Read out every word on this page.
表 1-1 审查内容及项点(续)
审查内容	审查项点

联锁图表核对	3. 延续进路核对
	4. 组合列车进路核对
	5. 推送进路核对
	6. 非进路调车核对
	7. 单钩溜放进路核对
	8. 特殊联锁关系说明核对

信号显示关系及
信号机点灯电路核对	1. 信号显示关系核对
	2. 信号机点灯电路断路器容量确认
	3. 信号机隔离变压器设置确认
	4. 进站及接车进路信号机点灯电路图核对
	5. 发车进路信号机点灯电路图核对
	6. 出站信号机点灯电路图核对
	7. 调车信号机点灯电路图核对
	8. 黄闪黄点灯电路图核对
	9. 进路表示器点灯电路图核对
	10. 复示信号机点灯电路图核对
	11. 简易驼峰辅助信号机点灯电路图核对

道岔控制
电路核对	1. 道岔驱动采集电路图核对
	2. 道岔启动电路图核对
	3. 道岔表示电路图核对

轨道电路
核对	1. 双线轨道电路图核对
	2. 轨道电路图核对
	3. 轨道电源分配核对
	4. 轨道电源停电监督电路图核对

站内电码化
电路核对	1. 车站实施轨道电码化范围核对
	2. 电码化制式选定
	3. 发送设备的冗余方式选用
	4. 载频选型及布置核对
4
--
■ **GOAL**:
Print every entry exactly as written.

■ **RESULT OF THE TASK**:
Read out every word on this page.
表 1-1 审查内容及项点(续)
审查内容	审查项点

联锁图表核对	3. 延续进路核对
	4. 组合列车进路核对
	5. 推送进路核对
	6. 非进路调车核对
	7. 单钩溜放进路核对
	8. 特殊联锁关系说明核对

信号显示关系及
信号机点灯电路核对	1. 信号显示关系核对
	2. 信号机点灯电路断路器容量确认
	3. 信号机隔离变压器设置确认
	4. 进站及接车进路信号机点灯电路图核对
	5. 发车进路信号机点灯电路图核对
	6. 出站信号机点灯电路图核对
	7. 调车信号机点灯电路图核对
	8. 黄闪黄点灯电路图核对
	9. 进路表示器点灯电路图核对
	10. 复示信号机点灯电路图核对
	11. 简易驼峰辅助信号机点灯电路图核对

道岔控制
电路核对	1. 道岔驱动采集电路图核对
	2. 道岔启动电路图核对
	3. 道岔表示电路图核对

轨道电路
核对	1. 双线轨道电路图核对
	2. 轨道电路图核对
	3. 轨道电源分配核对
	4. 轨道电源停电监督电路图核对

站内电码化
电路核对	1. 车站实施轨道电码化范围核对
	2. 电码化制式选定
	3. 发送设备的冗余方式选用
	4. 载频选型及布置核对
4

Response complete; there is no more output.